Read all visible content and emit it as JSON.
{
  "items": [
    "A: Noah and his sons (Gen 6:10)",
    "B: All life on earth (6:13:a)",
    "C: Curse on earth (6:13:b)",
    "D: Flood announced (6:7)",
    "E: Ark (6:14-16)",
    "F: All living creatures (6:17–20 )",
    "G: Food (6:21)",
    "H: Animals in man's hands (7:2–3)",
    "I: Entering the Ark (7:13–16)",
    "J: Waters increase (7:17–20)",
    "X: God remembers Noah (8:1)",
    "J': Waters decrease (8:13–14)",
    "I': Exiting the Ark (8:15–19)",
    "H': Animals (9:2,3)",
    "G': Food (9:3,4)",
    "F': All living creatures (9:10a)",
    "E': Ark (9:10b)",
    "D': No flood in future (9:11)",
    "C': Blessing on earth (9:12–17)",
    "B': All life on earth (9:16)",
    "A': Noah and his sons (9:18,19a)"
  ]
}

• • • • • • •

▶ TO BE DONE
Show, from the material above, each line that includes the string "creatures".

▶ WRITTEN ANSWER
    "F: All living creatures (6:17–20 )",
    "F': All living creatures (9:10a)",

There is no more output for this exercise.